Transcribed page data:

--- START ---

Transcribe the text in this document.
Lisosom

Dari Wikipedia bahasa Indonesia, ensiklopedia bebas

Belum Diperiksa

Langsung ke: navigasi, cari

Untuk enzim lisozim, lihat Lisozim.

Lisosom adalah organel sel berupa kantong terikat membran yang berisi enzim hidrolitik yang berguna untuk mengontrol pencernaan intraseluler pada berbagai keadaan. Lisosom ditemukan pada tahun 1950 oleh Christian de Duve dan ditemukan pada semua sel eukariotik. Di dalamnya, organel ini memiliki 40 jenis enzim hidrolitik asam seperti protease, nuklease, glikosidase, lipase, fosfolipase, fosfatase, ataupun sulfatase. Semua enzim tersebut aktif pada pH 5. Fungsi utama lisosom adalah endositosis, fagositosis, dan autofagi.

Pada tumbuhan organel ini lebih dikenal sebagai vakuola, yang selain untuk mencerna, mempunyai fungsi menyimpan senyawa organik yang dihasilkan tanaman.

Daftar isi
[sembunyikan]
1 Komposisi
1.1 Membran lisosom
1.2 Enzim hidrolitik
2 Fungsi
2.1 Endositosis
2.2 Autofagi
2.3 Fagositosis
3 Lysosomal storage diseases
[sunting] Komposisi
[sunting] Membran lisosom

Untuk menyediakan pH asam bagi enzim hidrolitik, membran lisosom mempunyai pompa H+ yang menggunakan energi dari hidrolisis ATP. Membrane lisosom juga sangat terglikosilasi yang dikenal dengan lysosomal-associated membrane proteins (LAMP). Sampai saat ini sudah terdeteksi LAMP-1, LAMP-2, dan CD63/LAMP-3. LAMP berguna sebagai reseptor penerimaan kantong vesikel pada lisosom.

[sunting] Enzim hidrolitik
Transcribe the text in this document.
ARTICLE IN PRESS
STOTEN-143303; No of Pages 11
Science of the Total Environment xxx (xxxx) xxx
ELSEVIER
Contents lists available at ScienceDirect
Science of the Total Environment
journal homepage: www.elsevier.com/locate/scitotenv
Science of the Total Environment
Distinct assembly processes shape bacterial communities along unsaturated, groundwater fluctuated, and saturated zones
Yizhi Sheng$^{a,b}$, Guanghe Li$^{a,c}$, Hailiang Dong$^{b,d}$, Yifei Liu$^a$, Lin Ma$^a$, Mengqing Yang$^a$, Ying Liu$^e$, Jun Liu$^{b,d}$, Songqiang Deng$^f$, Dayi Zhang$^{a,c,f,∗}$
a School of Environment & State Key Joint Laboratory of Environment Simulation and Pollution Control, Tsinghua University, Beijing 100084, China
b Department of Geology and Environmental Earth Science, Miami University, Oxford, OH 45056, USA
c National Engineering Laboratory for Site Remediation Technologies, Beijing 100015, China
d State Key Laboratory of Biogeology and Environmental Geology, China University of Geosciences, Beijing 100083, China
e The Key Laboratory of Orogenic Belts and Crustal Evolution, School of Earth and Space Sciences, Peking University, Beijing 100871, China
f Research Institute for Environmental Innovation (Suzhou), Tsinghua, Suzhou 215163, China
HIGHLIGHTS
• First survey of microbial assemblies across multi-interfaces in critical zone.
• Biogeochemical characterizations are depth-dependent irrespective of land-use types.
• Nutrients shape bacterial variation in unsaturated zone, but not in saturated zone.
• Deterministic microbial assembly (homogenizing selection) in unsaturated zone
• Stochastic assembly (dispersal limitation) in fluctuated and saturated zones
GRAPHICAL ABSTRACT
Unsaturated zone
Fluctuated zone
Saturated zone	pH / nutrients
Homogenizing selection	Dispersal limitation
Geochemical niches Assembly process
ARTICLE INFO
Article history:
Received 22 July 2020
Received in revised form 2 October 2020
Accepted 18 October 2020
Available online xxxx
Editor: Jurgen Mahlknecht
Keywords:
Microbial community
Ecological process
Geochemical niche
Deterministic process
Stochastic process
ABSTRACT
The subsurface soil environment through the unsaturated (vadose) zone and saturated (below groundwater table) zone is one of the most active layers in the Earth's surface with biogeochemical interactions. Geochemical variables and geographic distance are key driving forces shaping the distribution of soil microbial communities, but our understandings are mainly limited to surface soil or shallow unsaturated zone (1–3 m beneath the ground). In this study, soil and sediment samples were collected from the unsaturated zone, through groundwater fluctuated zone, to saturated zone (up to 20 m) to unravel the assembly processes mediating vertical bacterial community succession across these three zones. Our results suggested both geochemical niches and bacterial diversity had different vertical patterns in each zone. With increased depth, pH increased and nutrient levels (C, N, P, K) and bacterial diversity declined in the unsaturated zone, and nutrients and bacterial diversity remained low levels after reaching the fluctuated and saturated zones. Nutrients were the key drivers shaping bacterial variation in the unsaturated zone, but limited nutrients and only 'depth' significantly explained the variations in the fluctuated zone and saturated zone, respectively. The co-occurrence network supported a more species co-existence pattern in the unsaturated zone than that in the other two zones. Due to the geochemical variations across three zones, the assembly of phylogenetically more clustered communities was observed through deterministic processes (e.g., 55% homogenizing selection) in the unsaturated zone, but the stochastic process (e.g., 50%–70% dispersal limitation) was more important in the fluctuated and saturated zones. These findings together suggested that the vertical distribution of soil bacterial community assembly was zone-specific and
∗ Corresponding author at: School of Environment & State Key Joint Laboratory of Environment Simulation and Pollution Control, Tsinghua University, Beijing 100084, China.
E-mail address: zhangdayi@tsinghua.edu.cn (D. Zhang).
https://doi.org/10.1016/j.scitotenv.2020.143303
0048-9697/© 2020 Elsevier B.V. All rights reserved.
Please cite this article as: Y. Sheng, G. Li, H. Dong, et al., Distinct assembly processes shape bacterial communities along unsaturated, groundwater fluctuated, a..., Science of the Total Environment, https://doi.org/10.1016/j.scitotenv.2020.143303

--- END ---

WORK INSTRUCTION: Would you write out all the records exactly as they read?

WRITTEN RESPONSE:
Transcribe the text in this document.
Lisosom

Dari Wikipedia bahasa Indonesia, ensiklopedia bebas

Belum Diperiksa

Langsung ke: navigasi, cari

Untuk enzim lisozim, lihat Lisozim.

Lisosom adalah organel sel berupa kantong terikat membran yang berisi enzim hidrolitik yang berguna untuk mengontrol pencernaan intraseluler pada berbagai keadaan. Lisosom ditemukan pada tahun 1950 oleh Christian de Duve dan ditemukan pada semua sel eukariotik. Di dalamnya, organel ini memiliki 40 jenis enzim hidrolitik asam seperti protease, nuklease, glikosidase, lipase, fosfolipase, fosfatase, ataupun sulfatase. Semua enzim tersebut aktif pada pH 5. Fungsi utama lisosom adalah endositosis, fagositosis, dan autofagi.

Pada tumbuhan organel ini lebih dikenal sebagai vakuola, yang selain untuk mencerna, mempunyai fungsi menyimpan senyawa organik yang dihasilkan tanaman.

Daftar isi
[sembunyikan]
1 Komposisi
1.1 Membran lisosom
1.2 Enzim hidrolitik
2 Fungsi
2.1 Endositosis
2.2 Autofagi
2.3 Fagositosis
3 Lysosomal storage diseases
[sunting] Komposisi
[sunting] Membran lisosom

Untuk menyediakan pH asam bagi enzim hidrolitik, membran lisosom mempunyai pompa H+ yang menggunakan energi dari hidrolisis ATP. Membrane lisosom juga sangat terglikosilasi yang dikenal dengan lysosomal-associated membrane proteins (LAMP). Sampai saat ini sudah terdeteksi LAMP-1, LAMP-2, dan CD63/LAMP-3. LAMP berguna sebagai reseptor penerimaan kantong vesikel pada lisosom.

[sunting] Enzim hidrolitik
Transcribe the text in this document.
ARTICLE IN PRESS
STOTEN-143303; No of Pages 11
Science of the Total Environment xxx (xxxx) xxx
ELSEVIER
Contents lists available at ScienceDirect
Science of the Total Environment
journal homepage: www.elsevier.com/locate/scitotenv
Science of the Total Environment
Distinct assembly processes shape bacterial communities along unsaturated, groundwater fluctuated, and saturated zones
Yizhi Sheng$^{a,b}$, Guanghe Li$^{a,c}$, Hailiang Dong$^{b,d}$, Yifei Liu$^a$, Lin Ma$^a$, Mengqing Yang$^a$, Ying Liu$^e$, Jun Liu$^{b,d}$, Songqiang Deng$^f$, Dayi Zhang$^{a,c,f,∗}$
a School of Environment & State Key Joint Laboratory of Environment Simulation and Pollution Control, Tsinghua University, Beijing 100084, China
b Department of Geology and Environmental Earth Science, Miami University, Oxford, OH 45056, USA
c National Engineering Laboratory for Site Remediation Technologies, Beijing 100015, China
d State Key Laboratory of Biogeology and Environmental Geology, China University of Geosciences, Beijing 100083, China
e The Key Laboratory of Orogenic Belts and Crustal Evolution, School of Earth and Space Sciences, Peking University, Beijing 100871, China
f Research Institute for Environmental Innovation (Suzhou), Tsinghua, Suzhou 215163, China
HIGHLIGHTS
• First survey of microbial assemblies across multi-interfaces in critical zone.
• Biogeochemical characterizations are depth-dependent irrespective of land-use types.
• Nutrients shape bacterial variation in unsaturated zone, but not in saturated zone.
• Deterministic microbial assembly (homogenizing selection) in unsaturated zone
• Stochastic assembly (dispersal limitation) in fluctuated and saturated zones
GRAPHICAL ABSTRACT
Unsaturated zone
Fluctuated zone
Saturated zone	pH / nutrients
Homogenizing selection	Dispersal limitation
Geochemical niches Assembly process
ARTICLE INFO
Article history:
Received 22 July 2020
Received in revised form 2 October 2020
Accepted 18 October 2020
Available online xxxx
Editor: Jurgen Mahlknecht
Keywords:
Microbial community
Ecological process
Geochemical niche
Deterministic process
Stochastic process
ABSTRACT
The subsurface soil environment through the unsaturated (vadose) zone and saturated (below groundwater table) zone is one of the most active layers in the Earth's surface with biogeochemical interactions. Geochemical variables and geographic distance are key driving forces shaping the distribution of soil microbial communities, but our understandings are mainly limited to surface soil or shallow unsaturated zone (1–3 m beneath the ground). In this study, soil and sediment samples were collected from the unsaturated zone, through groundwater fluctuated zone, to saturated zone (up to 20 m) to unravel the assembly processes mediating vertical bacterial community succession across these three zones. Our results suggested both geochemical niches and bacterial diversity had different vertical patterns in each zone. With increased depth, pH increased and nutrient levels (C, N, P, K) and bacterial diversity declined in the unsaturated zone, and nutrients and bacterial diversity remained low levels after reaching the fluctuated and saturated zones. Nutrients were the key drivers shaping bacterial variation in the unsaturated zone, but limited nutrients and only 'depth' significantly explained the variations in the fluctuated zone and saturated zone, respectively. The co-occurrence network supported a more species co-existence pattern in the unsaturated zone than that in the other two zones. Due to the geochemical variations across three zones, the assembly of phylogenetically more clustered communities was observed through deterministic processes (e.g., 55% homogenizing selection) in the unsaturated zone, but the stochastic process (e.g., 50%–70% dispersal limitation) was more important in the fluctuated and saturated zones. These findings together suggested that the vertical distribution of soil bacterial community assembly was zone-specific and
∗ Corresponding author at: School of Environment & State Key Joint Laboratory of Environment Simulation and Pollution Control, Tsinghua University, Beijing 100084, China.
E-mail address: zhangdayi@tsinghua.edu.cn (D. Zhang).
https://doi.org/10.1016/j.scitotenv.2020.143303
0048-9697/© 2020 Elsevier B.V. All rights reserved.
Please cite this article as: Y. Sheng, G. Li, H. Dong, et al., Distinct assembly processes shape bacterial communities along unsaturated, groundwater fluctuated, a..., Science of the Total Environment, https://doi.org/10.1016/j.scitotenv.2020.143303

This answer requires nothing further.